— Task directions —
Scan the listing below. Report each line that includes "thee".

— Dataset records —
+++++

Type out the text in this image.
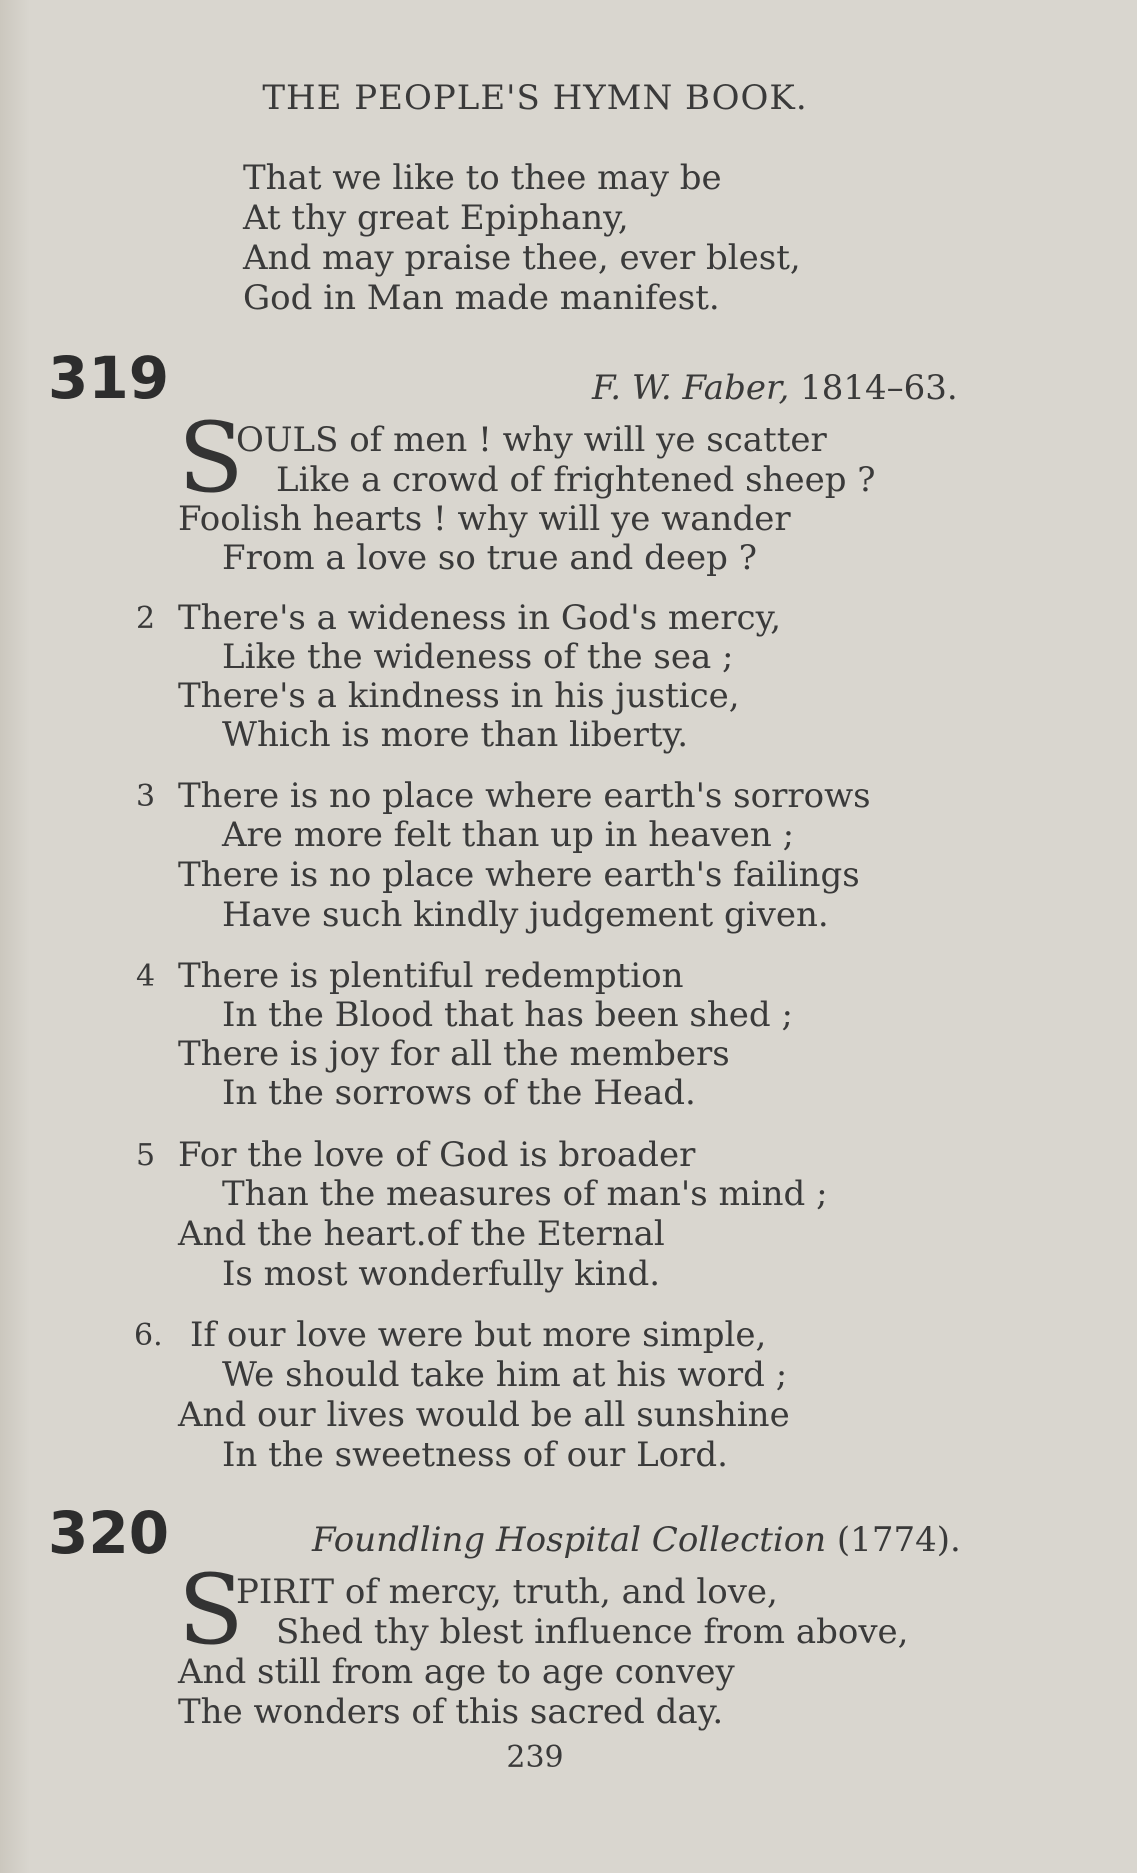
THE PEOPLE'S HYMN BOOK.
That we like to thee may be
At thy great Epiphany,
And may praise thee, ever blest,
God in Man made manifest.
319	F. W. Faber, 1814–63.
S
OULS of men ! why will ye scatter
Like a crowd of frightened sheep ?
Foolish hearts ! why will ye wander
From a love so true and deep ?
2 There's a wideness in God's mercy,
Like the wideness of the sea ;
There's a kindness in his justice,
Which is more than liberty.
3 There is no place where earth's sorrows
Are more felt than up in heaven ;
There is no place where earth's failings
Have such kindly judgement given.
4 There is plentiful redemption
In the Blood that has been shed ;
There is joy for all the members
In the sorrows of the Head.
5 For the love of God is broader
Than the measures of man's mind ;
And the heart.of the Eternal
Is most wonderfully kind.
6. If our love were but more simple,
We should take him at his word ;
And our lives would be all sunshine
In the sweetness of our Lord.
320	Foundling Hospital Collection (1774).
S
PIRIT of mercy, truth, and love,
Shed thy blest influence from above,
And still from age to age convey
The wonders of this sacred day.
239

+++++

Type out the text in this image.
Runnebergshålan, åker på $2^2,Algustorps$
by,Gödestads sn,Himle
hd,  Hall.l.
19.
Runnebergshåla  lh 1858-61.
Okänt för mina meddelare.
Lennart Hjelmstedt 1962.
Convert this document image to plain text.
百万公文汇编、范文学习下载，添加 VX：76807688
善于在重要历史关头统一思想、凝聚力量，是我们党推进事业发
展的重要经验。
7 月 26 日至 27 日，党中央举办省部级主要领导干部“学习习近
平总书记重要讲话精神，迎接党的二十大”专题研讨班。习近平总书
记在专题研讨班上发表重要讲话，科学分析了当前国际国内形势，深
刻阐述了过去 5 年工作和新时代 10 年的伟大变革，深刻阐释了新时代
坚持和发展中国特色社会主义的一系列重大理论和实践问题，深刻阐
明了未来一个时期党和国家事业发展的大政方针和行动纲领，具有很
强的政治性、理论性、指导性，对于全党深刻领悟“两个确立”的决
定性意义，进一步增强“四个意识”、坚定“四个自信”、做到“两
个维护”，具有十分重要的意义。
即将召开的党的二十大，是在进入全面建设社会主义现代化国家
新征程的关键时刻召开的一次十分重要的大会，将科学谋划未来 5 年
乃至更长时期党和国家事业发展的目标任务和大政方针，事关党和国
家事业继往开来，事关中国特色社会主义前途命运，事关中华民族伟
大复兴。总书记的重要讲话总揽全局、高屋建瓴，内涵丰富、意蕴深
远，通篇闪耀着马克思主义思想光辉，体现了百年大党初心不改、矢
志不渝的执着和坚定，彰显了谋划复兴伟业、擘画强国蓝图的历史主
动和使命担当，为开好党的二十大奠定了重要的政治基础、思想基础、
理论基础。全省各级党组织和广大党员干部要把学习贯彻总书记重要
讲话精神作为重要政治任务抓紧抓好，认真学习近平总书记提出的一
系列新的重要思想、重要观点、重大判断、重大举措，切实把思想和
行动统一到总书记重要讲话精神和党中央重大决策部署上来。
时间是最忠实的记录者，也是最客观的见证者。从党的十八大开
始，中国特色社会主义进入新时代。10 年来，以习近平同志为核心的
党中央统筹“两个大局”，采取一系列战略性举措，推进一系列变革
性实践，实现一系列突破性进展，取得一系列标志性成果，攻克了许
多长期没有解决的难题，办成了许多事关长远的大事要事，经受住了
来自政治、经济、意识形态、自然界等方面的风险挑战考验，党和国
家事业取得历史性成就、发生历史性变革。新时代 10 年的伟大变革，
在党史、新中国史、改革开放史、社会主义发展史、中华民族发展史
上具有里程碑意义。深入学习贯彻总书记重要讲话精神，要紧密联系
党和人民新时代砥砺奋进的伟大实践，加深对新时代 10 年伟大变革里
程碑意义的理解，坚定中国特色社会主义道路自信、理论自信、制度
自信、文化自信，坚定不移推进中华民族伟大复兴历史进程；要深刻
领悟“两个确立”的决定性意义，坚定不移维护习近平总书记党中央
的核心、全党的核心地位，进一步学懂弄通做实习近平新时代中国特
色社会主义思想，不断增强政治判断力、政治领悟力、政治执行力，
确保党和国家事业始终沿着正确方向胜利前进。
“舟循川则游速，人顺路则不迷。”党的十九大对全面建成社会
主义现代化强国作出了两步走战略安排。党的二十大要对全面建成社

+++++

— Result below —
That we like to thee may be
And may praise thee, ever blest,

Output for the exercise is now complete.